Data supplied
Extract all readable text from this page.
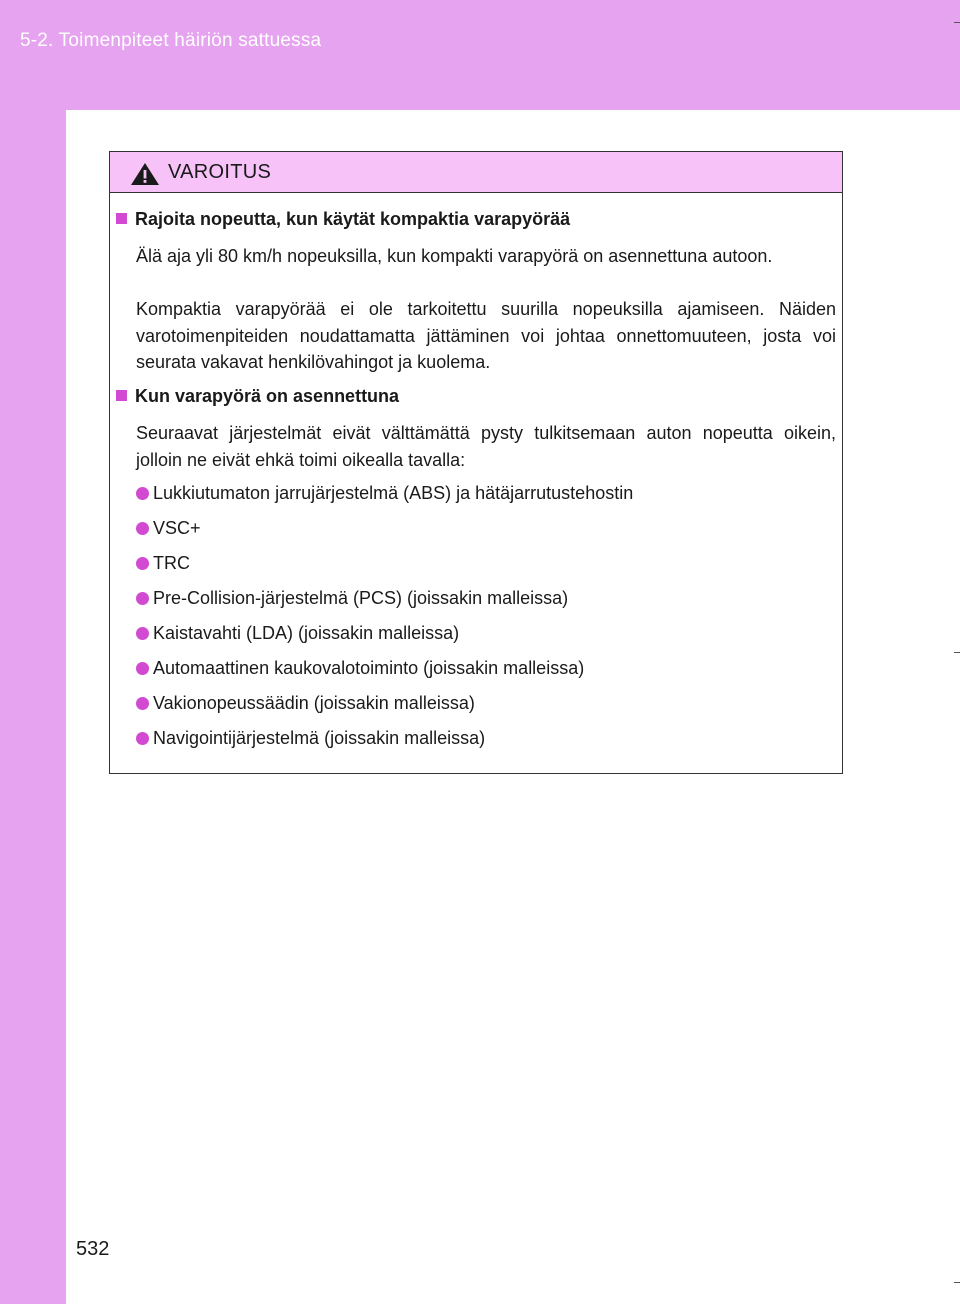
5-2. Toimenpiteet häiriön sattuessa
VAROITUS
Rajoita nopeutta, kun käytät kompaktia varapyörää
Älä aja yli 80 km/h nopeuksilla, kun kompakti varapyörä on asennettuna autoon.
Kompaktia varapyörää ei ole tarkoitettu suurilla nopeuksilla ajamiseen. Näiden varotoimenpiteiden noudattamatta jättäminen voi johtaa onnettomuuteen, josta voi seurata vakavat henkilövahingot ja kuolema.
Kun varapyörä on asennettuna
Seuraavat järjestelmät eivät välttämättä pysty tulkitsemaan auton nopeutta oikein, jolloin ne eivät ehkä toimi oikealla tavalla:
Lukkiutumaton jarrujärjestelmä (ABS) ja hätäjarrutustehostin
VSC+
TRC
Pre-Collision-järjestelmä (PCS) (joissakin malleissa)
Kaistavahti (LDA) (joissakin malleissa)
Automaattinen kaukovalotoiminto (joissakin malleissa)
Vakionopeussäädin (joissakin malleissa)
Navigointijärjestelmä (joissakin malleissa)
532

Exercise
Filter the listing above for the string "asennettuna" and copy every matching line.

Result of the task
Älä aja yli 80 km/h nopeuksilla, kun kompakti varapyörä on asennettuna autoon.
Kun varapyörä on asennettuna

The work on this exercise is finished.